[Dataset items]
☆ ☆ ☆ ☆ ☆ ☆ ☆
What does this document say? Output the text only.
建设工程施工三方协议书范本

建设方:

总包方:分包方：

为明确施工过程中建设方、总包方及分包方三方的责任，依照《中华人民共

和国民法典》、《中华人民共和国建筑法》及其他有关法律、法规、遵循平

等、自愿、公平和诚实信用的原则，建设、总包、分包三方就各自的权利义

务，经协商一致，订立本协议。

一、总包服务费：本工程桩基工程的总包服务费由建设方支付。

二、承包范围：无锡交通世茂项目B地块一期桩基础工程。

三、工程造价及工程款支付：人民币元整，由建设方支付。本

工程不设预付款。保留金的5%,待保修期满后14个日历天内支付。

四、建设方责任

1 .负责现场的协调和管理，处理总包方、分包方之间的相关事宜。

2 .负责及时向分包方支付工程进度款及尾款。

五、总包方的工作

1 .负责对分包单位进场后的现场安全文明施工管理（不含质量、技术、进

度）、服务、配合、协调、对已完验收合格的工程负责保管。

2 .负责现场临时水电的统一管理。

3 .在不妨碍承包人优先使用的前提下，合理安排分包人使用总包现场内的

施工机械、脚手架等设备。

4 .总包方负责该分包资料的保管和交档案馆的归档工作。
☆ ☆ ☆ ☆ ☆ ☆ ☆
PROBLEM TO SOLVE: Restate the data above word for word.

OUTPUT OF THE EXERCISE:
What does this document say? Output the text only.
建设工程施工三方协议书范本

建设方:

总包方:分包方：

为明确施工过程中建设方、总包方及分包方三方的责任，依照《中华人民共

和国民法典》、《中华人民共和国建筑法》及其他有关法律、法规、遵循平

等、自愿、公平和诚实信用的原则，建设、总包、分包三方就各自的权利义

务，经协商一致，订立本协议。

一、总包服务费：本工程桩基工程的总包服务费由建设方支付。

二、承包范围：无锡交通世茂项目B地块一期桩基础工程。

三、工程造价及工程款支付：人民币元整，由建设方支付。本

工程不设预付款。保留金的5%,待保修期满后14个日历天内支付。

四、建设方责任

1 .负责现场的协调和管理，处理总包方、分包方之间的相关事宜。

2 .负责及时向分包方支付工程进度款及尾款。

五、总包方的工作

1 .负责对分包单位进场后的现场安全文明施工管理（不含质量、技术、进

度）、服务、配合、协调、对已完验收合格的工程负责保管。

2 .负责现场临时水电的统一管理。

3 .在不妨碍承包人优先使用的前提下，合理安排分包人使用总包现场内的

施工机械、脚手架等设备。

4 .总包方负责该分包资料的保管和交档案馆的归档工作。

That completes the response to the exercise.